▶ Written exercise: Filter the entries that follow, copying every line in which the word "JSON" appears.
□ □ □
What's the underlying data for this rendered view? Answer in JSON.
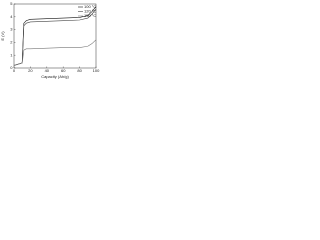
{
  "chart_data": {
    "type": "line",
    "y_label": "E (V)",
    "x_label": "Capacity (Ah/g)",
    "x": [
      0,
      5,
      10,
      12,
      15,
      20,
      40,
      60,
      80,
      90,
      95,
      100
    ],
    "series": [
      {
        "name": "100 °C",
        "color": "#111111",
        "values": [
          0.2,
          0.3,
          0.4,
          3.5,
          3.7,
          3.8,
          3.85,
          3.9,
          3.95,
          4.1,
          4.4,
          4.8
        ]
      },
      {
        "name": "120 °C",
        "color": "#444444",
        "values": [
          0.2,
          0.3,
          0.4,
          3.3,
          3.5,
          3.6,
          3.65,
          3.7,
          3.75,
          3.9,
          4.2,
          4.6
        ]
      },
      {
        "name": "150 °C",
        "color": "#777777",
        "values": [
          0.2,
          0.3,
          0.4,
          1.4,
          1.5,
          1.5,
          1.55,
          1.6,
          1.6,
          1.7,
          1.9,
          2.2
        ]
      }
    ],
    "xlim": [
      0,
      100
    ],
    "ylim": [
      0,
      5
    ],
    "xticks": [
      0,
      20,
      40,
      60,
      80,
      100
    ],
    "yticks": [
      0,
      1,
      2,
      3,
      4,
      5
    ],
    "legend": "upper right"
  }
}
□ □ □
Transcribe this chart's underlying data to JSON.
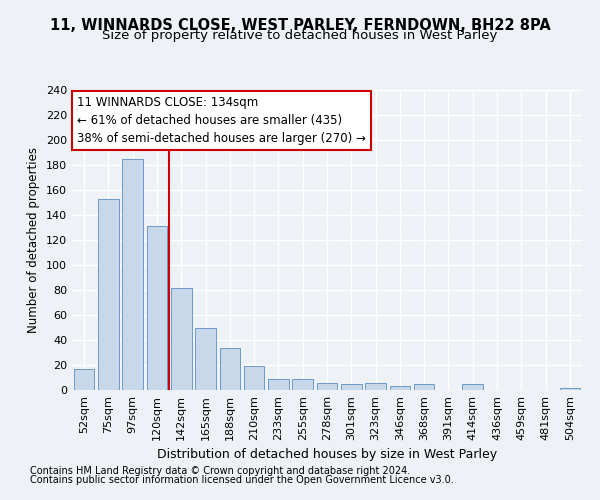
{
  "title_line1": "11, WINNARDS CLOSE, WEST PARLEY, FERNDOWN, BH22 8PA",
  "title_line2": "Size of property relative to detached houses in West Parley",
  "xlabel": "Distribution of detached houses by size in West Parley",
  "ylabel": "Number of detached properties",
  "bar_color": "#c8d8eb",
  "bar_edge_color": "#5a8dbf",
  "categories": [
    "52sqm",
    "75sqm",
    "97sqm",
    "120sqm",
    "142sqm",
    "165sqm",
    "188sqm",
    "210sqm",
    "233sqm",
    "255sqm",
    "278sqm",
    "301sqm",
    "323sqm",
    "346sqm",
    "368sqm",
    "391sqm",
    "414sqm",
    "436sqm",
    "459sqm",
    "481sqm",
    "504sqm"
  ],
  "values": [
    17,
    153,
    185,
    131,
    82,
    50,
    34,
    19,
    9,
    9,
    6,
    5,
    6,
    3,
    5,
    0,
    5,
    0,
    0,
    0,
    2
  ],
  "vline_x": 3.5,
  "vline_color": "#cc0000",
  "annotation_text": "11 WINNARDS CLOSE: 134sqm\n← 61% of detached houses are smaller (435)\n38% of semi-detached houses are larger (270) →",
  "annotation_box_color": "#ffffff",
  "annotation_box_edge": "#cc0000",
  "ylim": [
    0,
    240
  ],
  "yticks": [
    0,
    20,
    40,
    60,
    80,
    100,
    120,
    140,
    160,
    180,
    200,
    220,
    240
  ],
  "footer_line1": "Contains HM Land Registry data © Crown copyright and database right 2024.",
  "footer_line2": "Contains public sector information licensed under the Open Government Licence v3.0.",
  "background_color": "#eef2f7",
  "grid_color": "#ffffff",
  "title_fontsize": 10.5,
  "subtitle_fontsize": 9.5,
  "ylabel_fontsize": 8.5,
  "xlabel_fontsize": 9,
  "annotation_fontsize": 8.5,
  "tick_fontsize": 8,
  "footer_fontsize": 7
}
□ □ □
▶ Result of this exercise:
What's the underlying data for this rendered view? Answer in JSON.
Transcribe this chart's underlying data to JSON.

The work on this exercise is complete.